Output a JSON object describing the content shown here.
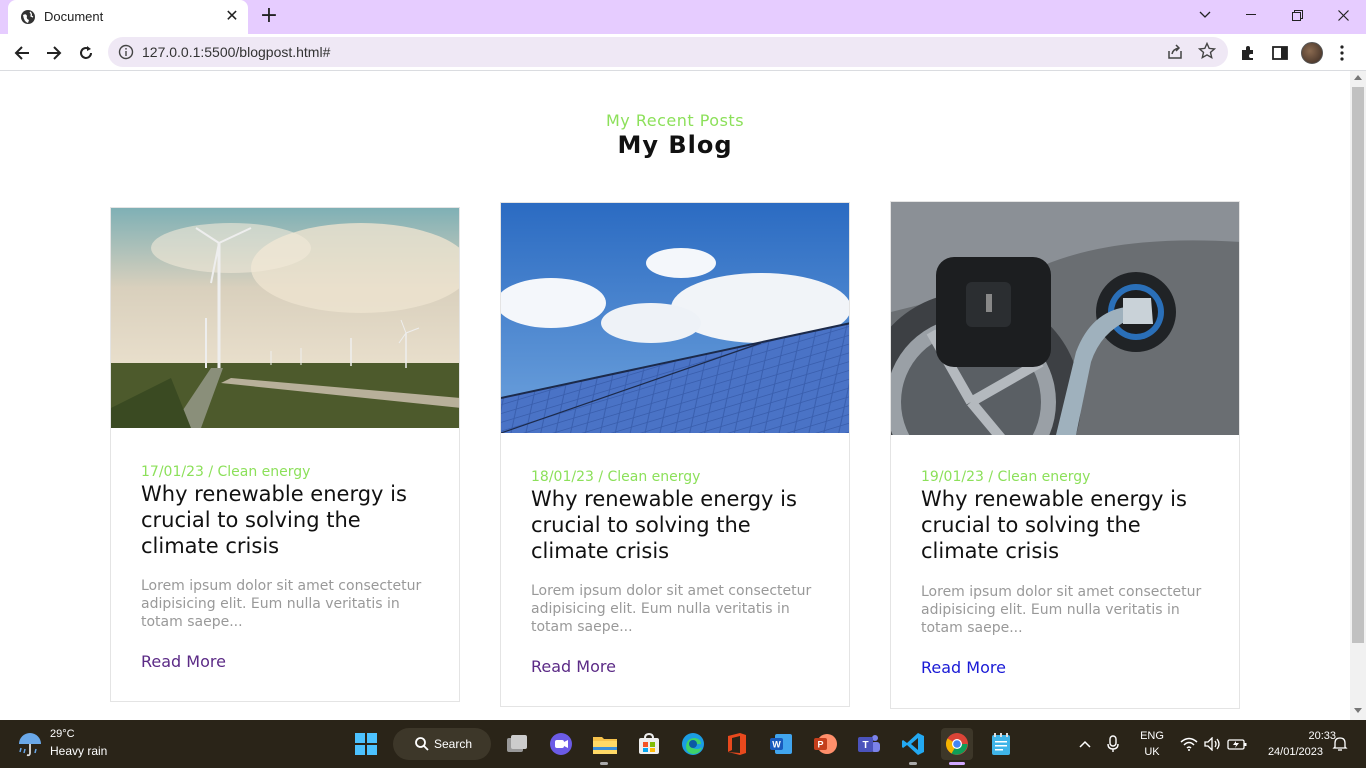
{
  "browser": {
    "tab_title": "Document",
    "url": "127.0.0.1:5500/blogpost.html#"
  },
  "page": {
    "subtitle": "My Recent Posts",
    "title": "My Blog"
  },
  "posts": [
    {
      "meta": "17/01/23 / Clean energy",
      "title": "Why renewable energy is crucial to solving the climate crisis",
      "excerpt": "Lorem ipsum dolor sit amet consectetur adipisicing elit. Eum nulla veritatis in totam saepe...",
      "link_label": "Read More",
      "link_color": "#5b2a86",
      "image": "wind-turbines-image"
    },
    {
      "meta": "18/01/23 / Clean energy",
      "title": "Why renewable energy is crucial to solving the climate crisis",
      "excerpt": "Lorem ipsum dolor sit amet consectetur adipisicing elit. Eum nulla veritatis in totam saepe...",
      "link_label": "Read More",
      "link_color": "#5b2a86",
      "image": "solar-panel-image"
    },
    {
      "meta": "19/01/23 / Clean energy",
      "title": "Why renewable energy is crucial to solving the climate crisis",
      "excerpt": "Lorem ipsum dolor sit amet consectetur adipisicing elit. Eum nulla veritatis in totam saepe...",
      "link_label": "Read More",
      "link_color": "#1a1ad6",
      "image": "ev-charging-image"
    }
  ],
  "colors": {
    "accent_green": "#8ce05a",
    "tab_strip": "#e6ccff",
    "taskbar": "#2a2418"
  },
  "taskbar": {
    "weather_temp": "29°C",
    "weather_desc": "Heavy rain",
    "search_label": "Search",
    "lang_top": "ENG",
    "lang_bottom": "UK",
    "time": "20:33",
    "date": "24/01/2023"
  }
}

### To be done
List all lines where "Clean" occurs.

### Correct answer
      "meta": "17/01/23 / Clean energy",
      "meta": "18/01/23 / Clean energy",
      "meta": "19/01/23 / Clean energy",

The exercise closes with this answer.